Cyclosporin A Does Not Delay Insulin Dependency in Asymptomatic IDDM Patients

Abstract

OBJECTIVE: To measure the effects of cyclosporin A (CyA) with no insulin therapy on glucose tolerance and β-cell function in the preclinical phase of insulin-dependent diabetes mellitus (IDDM). RESEARCH DESIGN AND METHODS: β-cell responses to the intravenous glucose tolerance test (IVGTT), hyperglycemic clamp, intravenous arginine, and intravenous glucagon were evaluated before and after a 6-month course of CyA in seven patients (mean age 19.6 years) with asymptomatic IDDM. RESULTS: Initial insulin secretory responses were severely decreased when the patients were compared with eight healthy control subjects: IVGTT (1 + 3 min): 106 ± 16 vs. 884 ± 190 pmol/l (P < 0.001); hyperglycemic clamp: 102 ± 16 vs. 310 ± 42 pmol/l (P < 0.001); intravenous arginine: 346 ± 72 vs. 1104 ± 168 pmol/l (P < 0.01); and intravenous glucagon: 170 ± 37 vs. 247 ± 35 pmol/l (NS). The β-cell responses remained markedly abnormal after 6 months of CyA, although the response to intravenous glucose and oral glucose tolerance tests improved in three subjects. All the patients became insulin-dependent after 5–36 months. CONCLUSIONS: CyA alone is not a suitable treatment for asymptomatic IDDM. Earlier identification of subjects with substantial β-cell secretory capacity and newer nontoxic intervention strategies are required for the prevention of IDDM.

Data items
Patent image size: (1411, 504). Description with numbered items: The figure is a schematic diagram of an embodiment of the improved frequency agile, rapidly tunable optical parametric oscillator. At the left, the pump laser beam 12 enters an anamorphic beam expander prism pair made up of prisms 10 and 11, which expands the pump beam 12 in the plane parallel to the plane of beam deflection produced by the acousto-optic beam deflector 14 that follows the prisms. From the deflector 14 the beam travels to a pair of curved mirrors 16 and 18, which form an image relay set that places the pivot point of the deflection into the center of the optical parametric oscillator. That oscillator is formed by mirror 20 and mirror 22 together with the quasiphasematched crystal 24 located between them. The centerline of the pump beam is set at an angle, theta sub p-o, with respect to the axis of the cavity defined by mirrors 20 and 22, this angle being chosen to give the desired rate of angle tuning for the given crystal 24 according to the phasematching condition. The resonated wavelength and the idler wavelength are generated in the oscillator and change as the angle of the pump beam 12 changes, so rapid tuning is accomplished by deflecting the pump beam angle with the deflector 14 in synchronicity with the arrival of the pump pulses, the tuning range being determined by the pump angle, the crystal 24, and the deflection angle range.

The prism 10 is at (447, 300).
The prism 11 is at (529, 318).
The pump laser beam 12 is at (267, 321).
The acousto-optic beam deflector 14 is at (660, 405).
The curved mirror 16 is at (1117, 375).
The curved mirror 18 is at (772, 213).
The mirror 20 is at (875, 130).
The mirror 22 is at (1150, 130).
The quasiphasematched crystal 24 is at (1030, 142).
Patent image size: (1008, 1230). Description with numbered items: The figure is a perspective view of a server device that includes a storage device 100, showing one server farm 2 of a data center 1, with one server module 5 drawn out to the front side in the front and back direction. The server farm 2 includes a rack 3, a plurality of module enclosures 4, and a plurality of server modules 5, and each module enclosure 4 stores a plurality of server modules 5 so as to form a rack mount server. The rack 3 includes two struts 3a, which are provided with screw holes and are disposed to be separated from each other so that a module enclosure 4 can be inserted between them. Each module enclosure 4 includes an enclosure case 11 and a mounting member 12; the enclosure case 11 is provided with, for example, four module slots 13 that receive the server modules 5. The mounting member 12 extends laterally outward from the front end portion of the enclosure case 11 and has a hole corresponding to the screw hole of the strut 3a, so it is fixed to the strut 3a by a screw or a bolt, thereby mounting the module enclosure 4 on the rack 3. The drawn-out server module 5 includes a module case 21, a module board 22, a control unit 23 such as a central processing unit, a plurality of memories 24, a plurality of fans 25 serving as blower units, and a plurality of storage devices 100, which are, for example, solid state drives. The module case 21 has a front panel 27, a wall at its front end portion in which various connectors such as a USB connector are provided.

▸ **EXERCISE DIRECTIONS**
Retype the full abstract on cyclosporin A in early diabetes word for word. Work only from the abstract.

▸ **REPLY TO THE EXERCISE**
Cyclosporin A Does Not Delay Insulin Dependency in Asymptomatic IDDM Patients

Abstract

OBJECTIVE: To measure the effects of cyclosporin A (CyA) with no insulin therapy on glucose tolerance and β-cell function in the preclinical phase of insulin-dependent diabetes mellitus (IDDM). RESEARCH DESIGN AND METHODS: β-cell responses to the intravenous glucose tolerance test (IVGTT), hyperglycemic clamp, intravenous arginine, and intravenous glucagon were evaluated before and after a 6-month course of CyA in seven patients (mean age 19.6 years) with asymptomatic IDDM. RESULTS: Initial insulin secretory responses were severely decreased when the patients were compared with eight healthy control subjects: IVGTT (1 + 3 min): 106 ± 16 vs. 884 ± 190 pmol/l (P < 0.001); hyperglycemic clamp: 102 ± 16 vs. 310 ± 42 pmol/l (P < 0.001); intravenous arginine: 346 ± 72 vs. 1104 ± 168 pmol/l (P < 0.01); and intravenous glucagon: 170 ± 37 vs. 247 ± 35 pmol/l (NS). The β-cell responses remained markedly abnormal after 6 months of CyA, although the response to intravenous glucose and oral glucose tolerance tests improved in three subjects. All the patients became insulin-dependent after 5–36 months. CONCLUSIONS: CyA alone is not a suitable treatment for asymptomatic IDDM. Earlier identification of subjects with substantial β-cell secretory capacity and newer nontoxic intervention strategies are required for the prevention of IDDM.